Data records
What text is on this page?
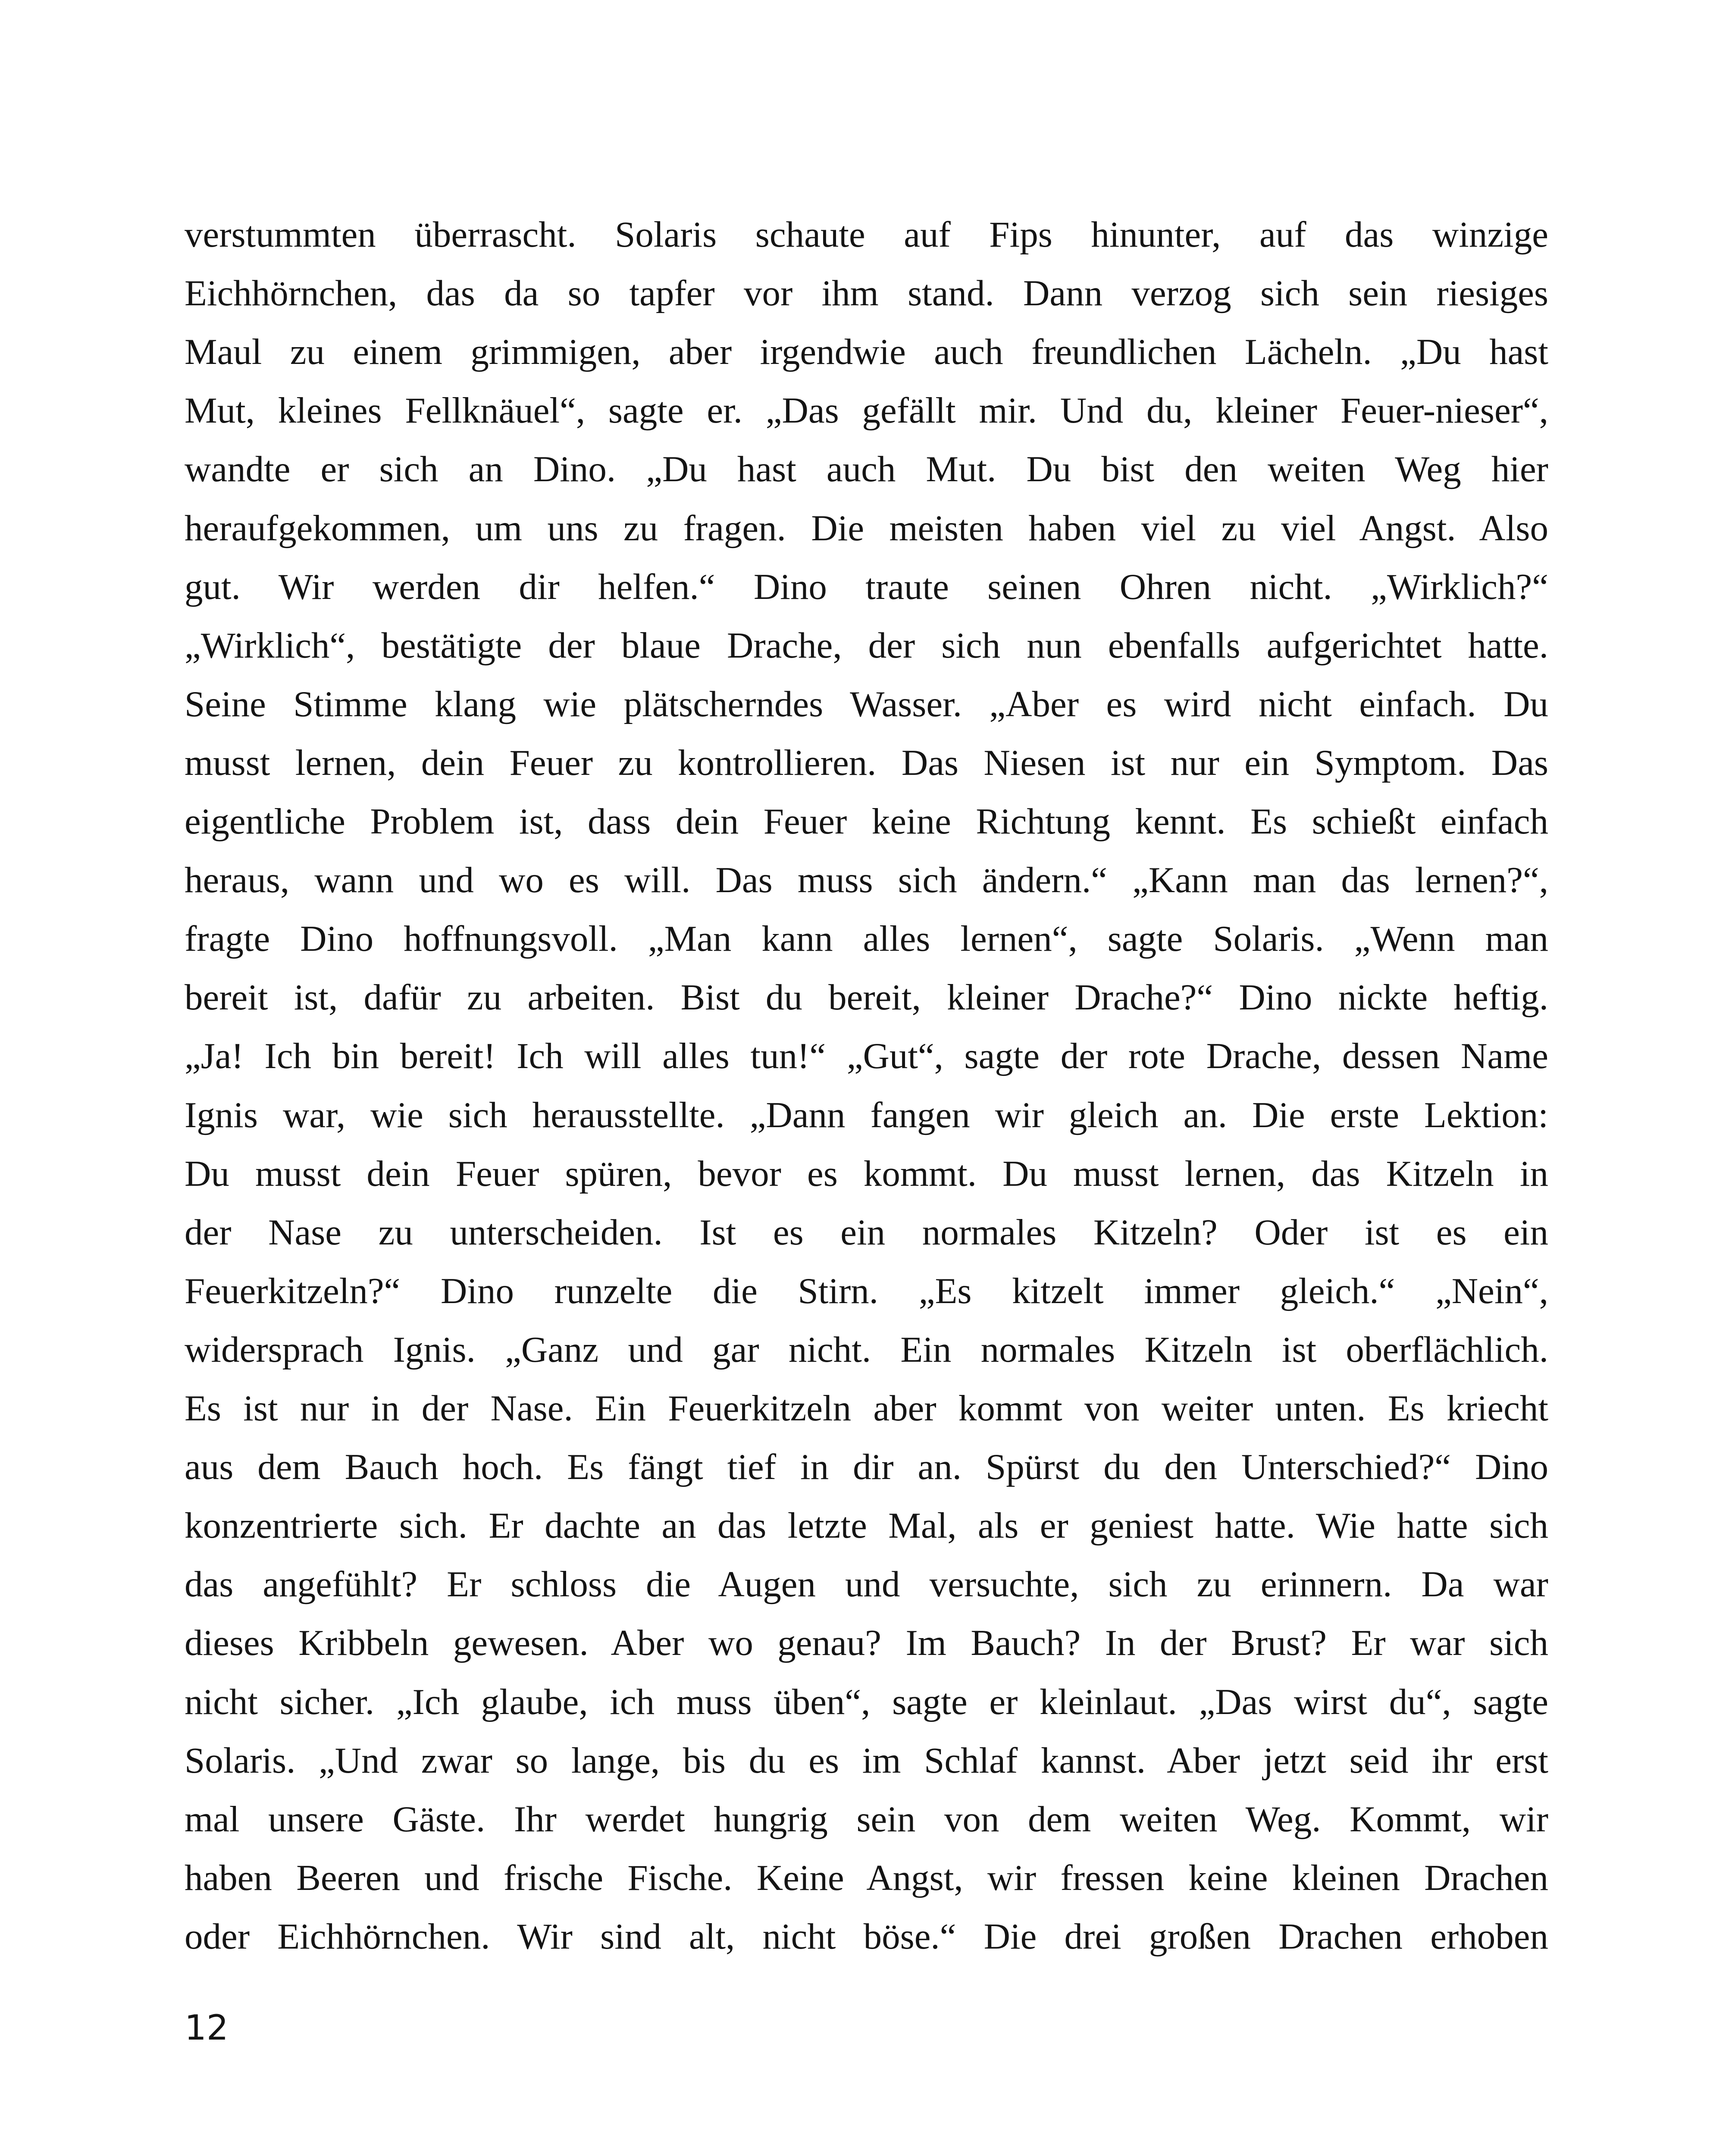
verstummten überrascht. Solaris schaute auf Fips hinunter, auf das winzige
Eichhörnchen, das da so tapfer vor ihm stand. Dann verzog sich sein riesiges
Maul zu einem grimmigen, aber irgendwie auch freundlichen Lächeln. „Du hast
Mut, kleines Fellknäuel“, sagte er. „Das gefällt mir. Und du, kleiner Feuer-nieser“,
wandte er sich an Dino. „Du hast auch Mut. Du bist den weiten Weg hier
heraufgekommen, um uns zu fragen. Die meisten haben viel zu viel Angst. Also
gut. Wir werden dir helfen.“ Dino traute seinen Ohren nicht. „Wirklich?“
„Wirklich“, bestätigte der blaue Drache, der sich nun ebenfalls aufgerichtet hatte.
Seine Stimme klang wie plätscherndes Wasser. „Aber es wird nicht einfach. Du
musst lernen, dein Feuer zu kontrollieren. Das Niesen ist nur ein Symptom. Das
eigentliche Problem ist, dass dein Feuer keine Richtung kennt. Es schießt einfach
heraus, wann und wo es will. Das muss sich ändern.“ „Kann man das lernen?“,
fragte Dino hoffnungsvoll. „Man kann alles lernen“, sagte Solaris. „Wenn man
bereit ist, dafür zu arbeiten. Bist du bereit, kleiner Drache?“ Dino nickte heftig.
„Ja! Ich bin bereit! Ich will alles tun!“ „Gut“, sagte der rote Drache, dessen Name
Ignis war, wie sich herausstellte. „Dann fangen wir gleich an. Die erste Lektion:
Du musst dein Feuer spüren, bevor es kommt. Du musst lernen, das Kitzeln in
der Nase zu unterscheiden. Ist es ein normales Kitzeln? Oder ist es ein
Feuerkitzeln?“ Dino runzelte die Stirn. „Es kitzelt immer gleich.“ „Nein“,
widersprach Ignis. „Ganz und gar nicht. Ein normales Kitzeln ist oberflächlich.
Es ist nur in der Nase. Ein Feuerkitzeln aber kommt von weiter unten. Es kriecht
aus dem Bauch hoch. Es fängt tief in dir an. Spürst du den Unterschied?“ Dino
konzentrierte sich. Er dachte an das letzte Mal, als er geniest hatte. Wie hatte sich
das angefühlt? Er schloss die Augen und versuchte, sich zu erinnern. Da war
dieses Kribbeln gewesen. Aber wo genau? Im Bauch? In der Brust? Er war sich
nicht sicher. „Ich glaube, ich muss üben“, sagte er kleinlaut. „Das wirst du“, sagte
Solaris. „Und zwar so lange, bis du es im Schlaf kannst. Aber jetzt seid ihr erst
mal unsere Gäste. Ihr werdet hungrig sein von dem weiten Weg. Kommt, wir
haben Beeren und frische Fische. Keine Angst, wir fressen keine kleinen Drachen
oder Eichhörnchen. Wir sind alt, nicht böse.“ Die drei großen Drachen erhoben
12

» **EXERCISE PROMPT**
The listing above must be printed again exactly, minus its pictures.

» **WRITTEN SOLUTION**
What text is on this page?
verstummten überrascht. Solaris schaute auf Fips hinunter, auf das winzige
Eichhörnchen, das da so tapfer vor ihm stand. Dann verzog sich sein riesiges
Maul zu einem grimmigen, aber irgendwie auch freundlichen Lächeln. „Du hast
Mut, kleines Fellknäuel“, sagte er. „Das gefällt mir. Und du, kleiner Feuer-nieser“,
wandte er sich an Dino. „Du hast auch Mut. Du bist den weiten Weg hier
heraufgekommen, um uns zu fragen. Die meisten haben viel zu viel Angst. Also
gut. Wir werden dir helfen.“ Dino traute seinen Ohren nicht. „Wirklich?“
„Wirklich“, bestätigte der blaue Drache, der sich nun ebenfalls aufgerichtet hatte.
Seine Stimme klang wie plätscherndes Wasser. „Aber es wird nicht einfach. Du
musst lernen, dein Feuer zu kontrollieren. Das Niesen ist nur ein Symptom. Das
eigentliche Problem ist, dass dein Feuer keine Richtung kennt. Es schießt einfach
heraus, wann und wo es will. Das muss sich ändern.“ „Kann man das lernen?“,
fragte Dino hoffnungsvoll. „Man kann alles lernen“, sagte Solaris. „Wenn man
bereit ist, dafür zu arbeiten. Bist du bereit, kleiner Drache?“ Dino nickte heftig.
„Ja! Ich bin bereit! Ich will alles tun!“ „Gut“, sagte der rote Drache, dessen Name
Ignis war, wie sich herausstellte. „Dann fangen wir gleich an. Die erste Lektion:
Du musst dein Feuer spüren, bevor es kommt. Du musst lernen, das Kitzeln in
der Nase zu unterscheiden. Ist es ein normales Kitzeln? Oder ist es ein
Feuerkitzeln?“ Dino runzelte die Stirn. „Es kitzelt immer gleich.“ „Nein“,
widersprach Ignis. „Ganz und gar nicht. Ein normales Kitzeln ist oberflächlich.
Es ist nur in der Nase. Ein Feuerkitzeln aber kommt von weiter unten. Es kriecht
aus dem Bauch hoch. Es fängt tief in dir an. Spürst du den Unterschied?“ Dino
konzentrierte sich. Er dachte an das letzte Mal, als er geniest hatte. Wie hatte sich
das angefühlt? Er schloss die Augen und versuchte, sich zu erinnern. Da war
dieses Kribbeln gewesen. Aber wo genau? Im Bauch? In der Brust? Er war sich
nicht sicher. „Ich glaube, ich muss üben“, sagte er kleinlaut. „Das wirst du“, sagte
Solaris. „Und zwar so lange, bis du es im Schlaf kannst. Aber jetzt seid ihr erst
mal unsere Gäste. Ihr werdet hungrig sein von dem weiten Weg. Kommt, wir
haben Beeren und frische Fische. Keine Angst, wir fressen keine kleinen Drachen
oder Eichhörnchen. Wir sind alt, nicht böse.“ Die drei großen Drachen erhoben
12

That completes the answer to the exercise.